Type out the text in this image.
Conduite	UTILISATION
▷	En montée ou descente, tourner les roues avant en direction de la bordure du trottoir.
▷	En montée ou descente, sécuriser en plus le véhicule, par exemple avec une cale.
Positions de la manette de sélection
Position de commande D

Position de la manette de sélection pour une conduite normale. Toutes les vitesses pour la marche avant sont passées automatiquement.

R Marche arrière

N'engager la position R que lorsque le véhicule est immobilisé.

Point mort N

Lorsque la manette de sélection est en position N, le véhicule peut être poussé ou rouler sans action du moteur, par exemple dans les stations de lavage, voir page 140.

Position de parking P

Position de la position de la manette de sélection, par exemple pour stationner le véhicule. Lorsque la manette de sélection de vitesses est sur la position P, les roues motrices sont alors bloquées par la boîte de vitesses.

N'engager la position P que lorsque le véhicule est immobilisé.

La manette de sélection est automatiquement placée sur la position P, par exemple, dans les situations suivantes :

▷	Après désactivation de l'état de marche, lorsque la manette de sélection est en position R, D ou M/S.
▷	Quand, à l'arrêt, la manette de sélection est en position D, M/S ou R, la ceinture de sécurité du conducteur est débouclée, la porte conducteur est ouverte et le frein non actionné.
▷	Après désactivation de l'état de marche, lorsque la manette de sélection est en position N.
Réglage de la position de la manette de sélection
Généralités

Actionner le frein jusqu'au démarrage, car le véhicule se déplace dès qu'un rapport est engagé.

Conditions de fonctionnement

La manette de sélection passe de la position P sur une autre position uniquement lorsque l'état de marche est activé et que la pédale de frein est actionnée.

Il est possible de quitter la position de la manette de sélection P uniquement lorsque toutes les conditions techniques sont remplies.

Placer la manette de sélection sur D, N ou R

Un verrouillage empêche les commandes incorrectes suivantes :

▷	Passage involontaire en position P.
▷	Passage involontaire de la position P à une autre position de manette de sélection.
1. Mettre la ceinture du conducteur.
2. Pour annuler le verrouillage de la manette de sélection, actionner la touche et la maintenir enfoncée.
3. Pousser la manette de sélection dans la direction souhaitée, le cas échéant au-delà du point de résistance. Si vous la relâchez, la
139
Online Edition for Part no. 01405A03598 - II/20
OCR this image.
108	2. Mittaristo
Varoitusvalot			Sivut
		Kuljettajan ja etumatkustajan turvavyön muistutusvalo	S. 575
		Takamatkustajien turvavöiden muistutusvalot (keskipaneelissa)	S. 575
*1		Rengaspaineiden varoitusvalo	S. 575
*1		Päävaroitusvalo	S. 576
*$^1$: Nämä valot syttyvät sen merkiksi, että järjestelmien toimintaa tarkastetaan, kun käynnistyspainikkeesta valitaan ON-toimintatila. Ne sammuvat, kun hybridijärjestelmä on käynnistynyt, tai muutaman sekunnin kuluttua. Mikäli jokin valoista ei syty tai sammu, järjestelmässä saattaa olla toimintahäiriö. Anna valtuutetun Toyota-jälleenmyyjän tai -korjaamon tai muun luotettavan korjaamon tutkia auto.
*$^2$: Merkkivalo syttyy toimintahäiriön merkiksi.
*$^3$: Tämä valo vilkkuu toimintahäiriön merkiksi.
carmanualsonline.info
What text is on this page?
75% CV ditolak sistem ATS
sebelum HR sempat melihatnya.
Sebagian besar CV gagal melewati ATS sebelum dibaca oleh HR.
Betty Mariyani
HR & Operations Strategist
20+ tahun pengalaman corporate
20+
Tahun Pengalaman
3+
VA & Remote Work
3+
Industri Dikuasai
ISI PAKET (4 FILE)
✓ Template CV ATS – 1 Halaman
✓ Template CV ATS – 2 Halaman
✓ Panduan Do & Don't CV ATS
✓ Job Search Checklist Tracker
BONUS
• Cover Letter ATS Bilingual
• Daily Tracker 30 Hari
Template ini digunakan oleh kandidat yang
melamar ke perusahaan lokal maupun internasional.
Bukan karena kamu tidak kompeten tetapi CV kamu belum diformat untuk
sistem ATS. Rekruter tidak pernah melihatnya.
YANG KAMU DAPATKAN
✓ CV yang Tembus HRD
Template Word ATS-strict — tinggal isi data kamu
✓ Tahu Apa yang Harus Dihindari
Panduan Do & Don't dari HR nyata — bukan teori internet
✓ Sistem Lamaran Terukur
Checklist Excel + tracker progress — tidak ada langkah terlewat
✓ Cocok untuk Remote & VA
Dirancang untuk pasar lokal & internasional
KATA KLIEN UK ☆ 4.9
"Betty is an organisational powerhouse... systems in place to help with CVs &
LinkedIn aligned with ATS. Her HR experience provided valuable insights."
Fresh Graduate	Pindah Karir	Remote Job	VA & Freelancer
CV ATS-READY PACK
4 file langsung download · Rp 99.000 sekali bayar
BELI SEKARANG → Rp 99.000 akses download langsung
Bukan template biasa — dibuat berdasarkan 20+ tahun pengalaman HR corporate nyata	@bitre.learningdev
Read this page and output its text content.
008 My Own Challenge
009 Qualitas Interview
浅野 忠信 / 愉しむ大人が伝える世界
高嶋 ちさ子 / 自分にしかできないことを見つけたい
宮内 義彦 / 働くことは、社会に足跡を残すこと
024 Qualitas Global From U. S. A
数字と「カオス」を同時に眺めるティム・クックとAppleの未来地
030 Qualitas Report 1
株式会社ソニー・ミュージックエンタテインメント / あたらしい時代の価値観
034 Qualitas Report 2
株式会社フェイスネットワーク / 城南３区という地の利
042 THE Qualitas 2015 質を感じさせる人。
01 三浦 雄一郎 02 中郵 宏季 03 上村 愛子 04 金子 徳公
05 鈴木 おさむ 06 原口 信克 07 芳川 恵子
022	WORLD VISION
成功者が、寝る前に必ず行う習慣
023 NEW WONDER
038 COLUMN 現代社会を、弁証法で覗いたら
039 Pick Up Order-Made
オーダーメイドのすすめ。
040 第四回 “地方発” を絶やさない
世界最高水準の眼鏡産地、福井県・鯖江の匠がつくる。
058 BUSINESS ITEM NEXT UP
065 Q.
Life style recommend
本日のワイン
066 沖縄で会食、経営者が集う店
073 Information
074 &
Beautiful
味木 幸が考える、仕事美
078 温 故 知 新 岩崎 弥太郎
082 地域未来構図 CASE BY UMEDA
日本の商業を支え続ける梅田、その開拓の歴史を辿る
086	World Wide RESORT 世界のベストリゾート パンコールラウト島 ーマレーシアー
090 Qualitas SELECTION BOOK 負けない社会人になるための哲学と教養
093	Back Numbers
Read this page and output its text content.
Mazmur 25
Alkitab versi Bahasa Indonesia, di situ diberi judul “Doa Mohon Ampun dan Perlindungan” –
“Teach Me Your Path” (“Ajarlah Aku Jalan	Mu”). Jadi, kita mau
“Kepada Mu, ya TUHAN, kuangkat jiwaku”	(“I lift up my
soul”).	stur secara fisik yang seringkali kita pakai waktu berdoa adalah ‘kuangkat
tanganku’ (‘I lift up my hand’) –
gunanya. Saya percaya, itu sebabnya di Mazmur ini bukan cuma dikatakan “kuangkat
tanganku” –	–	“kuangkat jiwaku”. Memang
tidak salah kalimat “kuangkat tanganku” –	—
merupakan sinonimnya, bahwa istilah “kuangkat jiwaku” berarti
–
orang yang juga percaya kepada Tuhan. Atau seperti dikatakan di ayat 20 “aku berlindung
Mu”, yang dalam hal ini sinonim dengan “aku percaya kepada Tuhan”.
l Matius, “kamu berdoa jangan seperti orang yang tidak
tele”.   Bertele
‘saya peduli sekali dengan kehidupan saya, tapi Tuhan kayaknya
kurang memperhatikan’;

:: Exercise aim ::
Please quote the data above in full, with no line missing.

:: Worked solution ::
Type out the text in this image.
Conduite	UTILISATION
▷	En montée ou descente, tourner les roues avant en direction de la bordure du trottoir.
▷	En montée ou descente, sécuriser en plus le véhicule, par exemple avec une cale.
Positions de la manette de sélection
Position de commande D

Position de la manette de sélection pour une conduite normale. Toutes les vitesses pour la marche avant sont passées automatiquement.

R Marche arrière

N'engager la position R que lorsque le véhicule est immobilisé.

Point mort N

Lorsque la manette de sélection est en position N, le véhicule peut être poussé ou rouler sans action du moteur, par exemple dans les stations de lavage, voir page 140.

Position de parking P

Position de la position de la manette de sélection, par exemple pour stationner le véhicule. Lorsque la manette de sélection de vitesses est sur la position P, les roues motrices sont alors bloquées par la boîte de vitesses.

N'engager la position P que lorsque le véhicule est immobilisé.

La manette de sélection est automatiquement placée sur la position P, par exemple, dans les situations suivantes :

▷	Après désactivation de l'état de marche, lorsque la manette de sélection est en position R, D ou M/S.
▷	Quand, à l'arrêt, la manette de sélection est en position D, M/S ou R, la ceinture de sécurité du conducteur est débouclée, la porte conducteur est ouverte et le frein non actionné.
▷	Après désactivation de l'état de marche, lorsque la manette de sélection est en position N.
Réglage de la position de la manette de sélection
Généralités

Actionner le frein jusqu'au démarrage, car le véhicule se déplace dès qu'un rapport est engagé.

Conditions de fonctionnement

La manette de sélection passe de la position P sur une autre position uniquement lorsque l'état de marche est activé et que la pédale de frein est actionnée.

Il est possible de quitter la position de la manette de sélection P uniquement lorsque toutes les conditions techniques sont remplies.

Placer la manette de sélection sur D, N ou R

Un verrouillage empêche les commandes incorrectes suivantes :

▷	Passage involontaire en position P.
▷	Passage involontaire de la position P à une autre position de manette de sélection.
1. Mettre la ceinture du conducteur.
2. Pour annuler le verrouillage de la manette de sélection, actionner la touche et la maintenir enfoncée.
3. Pousser la manette de sélection dans la direction souhaitée, le cas échéant au-delà du point de résistance. Si vous la relâchez, la
139
Online Edition for Part no. 01405A03598 - II/20
OCR this image.
108	2. Mittaristo
Varoitusvalot			Sivut
		Kuljettajan ja etumatkustajan turvavyön muistutusvalo	S. 575
		Takamatkustajien turvavöiden muistutusvalot (keskipaneelissa)	S. 575
*1		Rengaspaineiden varoitusvalo	S. 575
*1		Päävaroitusvalo	S. 576
*$^1$: Nämä valot syttyvät sen merkiksi, että järjestelmien toimintaa tarkastetaan, kun käynnistyspainikkeesta valitaan ON-toimintatila. Ne sammuvat, kun hybridijärjestelmä on käynnistynyt, tai muutaman sekunnin kuluttua. Mikäli jokin valoista ei syty tai sammu, järjestelmässä saattaa olla toimintahäiriö. Anna valtuutetun Toyota-jälleenmyyjän tai -korjaamon tai muun luotettavan korjaamon tutkia auto.
*$^2$: Merkkivalo syttyy toimintahäiriön merkiksi.
*$^3$: Tämä valo vilkkuu toimintahäiriön merkiksi.
carmanualsonline.info
What text is on this page?
75% CV ditolak sistem ATS
sebelum HR sempat melihatnya.
Sebagian besar CV gagal melewati ATS sebelum dibaca oleh HR.
Betty Mariyani
HR & Operations Strategist
20+ tahun pengalaman corporate
20+
Tahun Pengalaman
3+
VA & Remote Work
3+
Industri Dikuasai
ISI PAKET (4 FILE)
✓ Template CV ATS – 1 Halaman
✓ Template CV ATS – 2 Halaman
✓ Panduan Do & Don't CV ATS
✓ Job Search Checklist Tracker
BONUS
• Cover Letter ATS Bilingual
• Daily Tracker 30 Hari
Template ini digunakan oleh kandidat yang
melamar ke perusahaan lokal maupun internasional.
Bukan karena kamu tidak kompeten tetapi CV kamu belum diformat untuk
sistem ATS. Rekruter tidak pernah melihatnya.
YANG KAMU DAPATKAN
✓ CV yang Tembus HRD
Template Word ATS-strict — tinggal isi data kamu
✓ Tahu Apa yang Harus Dihindari
Panduan Do & Don't dari HR nyata — bukan teori internet
✓ Sistem Lamaran Terukur
Checklist Excel + tracker progress — tidak ada langkah terlewat
✓ Cocok untuk Remote & VA
Dirancang untuk pasar lokal & internasional
KATA KLIEN UK ☆ 4.9
"Betty is an organisational powerhouse... systems in place to help with CVs &
LinkedIn aligned with ATS. Her HR experience provided valuable insights."
Fresh Graduate	Pindah Karir	Remote Job	VA & Freelancer
CV ATS-READY PACK
4 file langsung download · Rp 99.000 sekali bayar
BELI SEKARANG → Rp 99.000 akses download langsung
Bukan template biasa — dibuat berdasarkan 20+ tahun pengalaman HR corporate nyata	@bitre.learningdev
Read this page and output its text content.
008 My Own Challenge
009 Qualitas Interview
浅野 忠信 / 愉しむ大人が伝える世界
高嶋 ちさ子 / 自分にしかできないことを見つけたい
宮内 義彦 / 働くことは、社会に足跡を残すこと
024 Qualitas Global From U. S. A
数字と「カオス」を同時に眺めるティム・クックとAppleの未来地
030 Qualitas Report 1
株式会社ソニー・ミュージックエンタテインメント / あたらしい時代の価値観
034 Qualitas Report 2
株式会社フェイスネットワーク / 城南３区という地の利
042 THE Qualitas 2015 質を感じさせる人。
01 三浦 雄一郎 02 中郵 宏季 03 上村 愛子 04 金子 徳公
05 鈴木 おさむ 06 原口 信克 07 芳川 恵子
022	WORLD VISION
成功者が、寝る前に必ず行う習慣
023 NEW WONDER
038 COLUMN 現代社会を、弁証法で覗いたら
039 Pick Up Order-Made
オーダーメイドのすすめ。
040 第四回 “地方発” を絶やさない
世界最高水準の眼鏡産地、福井県・鯖江の匠がつくる。
058 BUSINESS ITEM NEXT UP
065 Q.
Life style recommend
本日のワイン
066 沖縄で会食、経営者が集う店
073 Information
074 &
Beautiful
味木 幸が考える、仕事美
078 温 故 知 新 岩崎 弥太郎
082 地域未来構図 CASE BY UMEDA
日本の商業を支え続ける梅田、その開拓の歴史を辿る
086	World Wide RESORT 世界のベストリゾート パンコールラウト島 ーマレーシアー
090 Qualitas SELECTION BOOK 負けない社会人になるための哲学と教養
093	Back Numbers
Read this page and output its text content.
Mazmur 25
Alkitab versi Bahasa Indonesia, di situ diberi judul “Doa Mohon Ampun dan Perlindungan” –
“Teach Me Your Path” (“Ajarlah Aku Jalan	Mu”). Jadi, kita mau
“Kepada Mu, ya TUHAN, kuangkat jiwaku”	(“I lift up my
soul”).	stur secara fisik yang seringkali kita pakai waktu berdoa adalah ‘kuangkat
tanganku’ (‘I lift up my hand’) –
gunanya. Saya percaya, itu sebabnya di Mazmur ini bukan cuma dikatakan “kuangkat
tanganku” –	–	“kuangkat jiwaku”. Memang
tidak salah kalimat “kuangkat tanganku” –	—
merupakan sinonimnya, bahwa istilah “kuangkat jiwaku” berarti
–
orang yang juga percaya kepada Tuhan. Atau seperti dikatakan di ayat 20 “aku berlindung
Mu”, yang dalam hal ini sinonim dengan “aku percaya kepada Tuhan”.
l Matius, “kamu berdoa jangan seperti orang yang tidak
tele”.   Bertele
‘saya peduli sekali dengan kehidupan saya, tapi Tuhan kayaknya
kurang memperhatikan’;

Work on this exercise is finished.